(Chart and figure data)
+++

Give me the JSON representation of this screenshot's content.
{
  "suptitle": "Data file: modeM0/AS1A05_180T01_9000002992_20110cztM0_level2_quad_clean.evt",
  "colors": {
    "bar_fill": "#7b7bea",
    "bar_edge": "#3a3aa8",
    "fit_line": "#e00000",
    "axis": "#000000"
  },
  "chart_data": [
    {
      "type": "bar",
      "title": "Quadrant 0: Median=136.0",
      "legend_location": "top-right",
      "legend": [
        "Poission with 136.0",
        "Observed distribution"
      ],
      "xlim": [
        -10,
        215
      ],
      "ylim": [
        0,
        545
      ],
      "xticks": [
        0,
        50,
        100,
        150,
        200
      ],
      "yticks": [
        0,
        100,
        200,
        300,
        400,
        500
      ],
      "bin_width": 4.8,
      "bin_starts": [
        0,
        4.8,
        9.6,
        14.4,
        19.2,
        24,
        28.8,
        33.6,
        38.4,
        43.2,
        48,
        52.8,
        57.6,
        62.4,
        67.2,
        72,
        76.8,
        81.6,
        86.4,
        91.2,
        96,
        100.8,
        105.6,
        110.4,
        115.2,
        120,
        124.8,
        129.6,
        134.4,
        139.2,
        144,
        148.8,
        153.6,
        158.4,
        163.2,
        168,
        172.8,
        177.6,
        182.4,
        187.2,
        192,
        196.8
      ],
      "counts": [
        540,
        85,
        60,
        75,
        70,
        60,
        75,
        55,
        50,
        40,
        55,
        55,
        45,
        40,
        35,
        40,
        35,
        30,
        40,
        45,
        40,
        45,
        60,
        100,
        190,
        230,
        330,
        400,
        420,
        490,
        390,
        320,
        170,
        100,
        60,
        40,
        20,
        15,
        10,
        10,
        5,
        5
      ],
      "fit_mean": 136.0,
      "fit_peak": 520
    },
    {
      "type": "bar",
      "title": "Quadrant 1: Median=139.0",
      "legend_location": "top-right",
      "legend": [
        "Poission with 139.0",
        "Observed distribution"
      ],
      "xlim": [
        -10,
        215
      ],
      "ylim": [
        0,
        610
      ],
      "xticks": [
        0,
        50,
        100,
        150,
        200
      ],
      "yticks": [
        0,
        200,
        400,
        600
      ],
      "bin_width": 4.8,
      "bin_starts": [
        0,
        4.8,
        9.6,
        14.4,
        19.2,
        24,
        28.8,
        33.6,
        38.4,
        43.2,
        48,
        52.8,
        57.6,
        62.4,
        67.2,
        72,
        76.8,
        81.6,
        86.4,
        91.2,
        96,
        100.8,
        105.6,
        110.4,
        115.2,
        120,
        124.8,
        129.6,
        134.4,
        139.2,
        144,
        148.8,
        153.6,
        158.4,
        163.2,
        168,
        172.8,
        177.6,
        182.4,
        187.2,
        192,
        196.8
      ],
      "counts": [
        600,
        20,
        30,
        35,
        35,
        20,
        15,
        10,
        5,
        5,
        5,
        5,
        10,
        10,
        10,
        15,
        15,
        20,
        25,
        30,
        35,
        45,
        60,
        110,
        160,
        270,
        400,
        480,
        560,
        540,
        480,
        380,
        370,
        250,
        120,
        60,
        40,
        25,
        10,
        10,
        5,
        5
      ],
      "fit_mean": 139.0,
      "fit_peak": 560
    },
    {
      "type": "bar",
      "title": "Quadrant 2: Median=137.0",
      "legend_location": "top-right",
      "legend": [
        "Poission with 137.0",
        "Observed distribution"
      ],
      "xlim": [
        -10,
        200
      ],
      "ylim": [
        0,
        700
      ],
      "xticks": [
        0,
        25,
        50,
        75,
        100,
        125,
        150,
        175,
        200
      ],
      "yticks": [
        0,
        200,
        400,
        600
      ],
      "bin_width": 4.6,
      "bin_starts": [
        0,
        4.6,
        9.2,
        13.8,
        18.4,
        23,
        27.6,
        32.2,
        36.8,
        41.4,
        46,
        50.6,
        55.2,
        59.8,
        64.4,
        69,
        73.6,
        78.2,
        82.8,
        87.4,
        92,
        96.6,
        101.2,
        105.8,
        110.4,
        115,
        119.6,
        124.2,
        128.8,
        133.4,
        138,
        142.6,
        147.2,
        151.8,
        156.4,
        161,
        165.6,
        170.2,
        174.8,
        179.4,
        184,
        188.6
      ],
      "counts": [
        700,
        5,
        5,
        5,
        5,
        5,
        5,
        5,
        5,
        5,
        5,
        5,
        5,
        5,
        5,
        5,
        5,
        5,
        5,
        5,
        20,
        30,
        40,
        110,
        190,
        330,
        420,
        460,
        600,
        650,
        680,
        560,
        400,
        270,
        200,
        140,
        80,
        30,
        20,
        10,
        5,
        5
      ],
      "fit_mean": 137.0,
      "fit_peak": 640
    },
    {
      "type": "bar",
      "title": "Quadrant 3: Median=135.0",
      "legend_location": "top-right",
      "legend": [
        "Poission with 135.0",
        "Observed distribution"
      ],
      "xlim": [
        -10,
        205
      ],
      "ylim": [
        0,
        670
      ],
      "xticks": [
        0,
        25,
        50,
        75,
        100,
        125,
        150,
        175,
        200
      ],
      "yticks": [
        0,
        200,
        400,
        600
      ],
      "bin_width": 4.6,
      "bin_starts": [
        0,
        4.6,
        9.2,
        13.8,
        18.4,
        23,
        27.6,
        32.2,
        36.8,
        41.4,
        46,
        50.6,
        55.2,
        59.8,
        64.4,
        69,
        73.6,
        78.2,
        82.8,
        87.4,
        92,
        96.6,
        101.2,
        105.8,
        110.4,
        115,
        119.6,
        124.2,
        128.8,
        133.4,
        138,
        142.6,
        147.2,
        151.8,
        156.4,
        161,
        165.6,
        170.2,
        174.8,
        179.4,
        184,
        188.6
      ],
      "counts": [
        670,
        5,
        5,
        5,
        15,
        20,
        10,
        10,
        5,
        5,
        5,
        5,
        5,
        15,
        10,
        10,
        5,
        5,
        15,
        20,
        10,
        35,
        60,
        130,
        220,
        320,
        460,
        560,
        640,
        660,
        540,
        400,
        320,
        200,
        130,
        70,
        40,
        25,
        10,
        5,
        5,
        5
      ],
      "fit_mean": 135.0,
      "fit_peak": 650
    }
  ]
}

+++

Work to complete. Show the lines of the records that include the string "Quadrant".

Reply.
      "title": "Quadrant 0: Median=136.0",
      "title": "Quadrant 1: Median=139.0",
      "title": "Quadrant 2: Median=137.0",
      "title": "Quadrant 3: Median=135.0",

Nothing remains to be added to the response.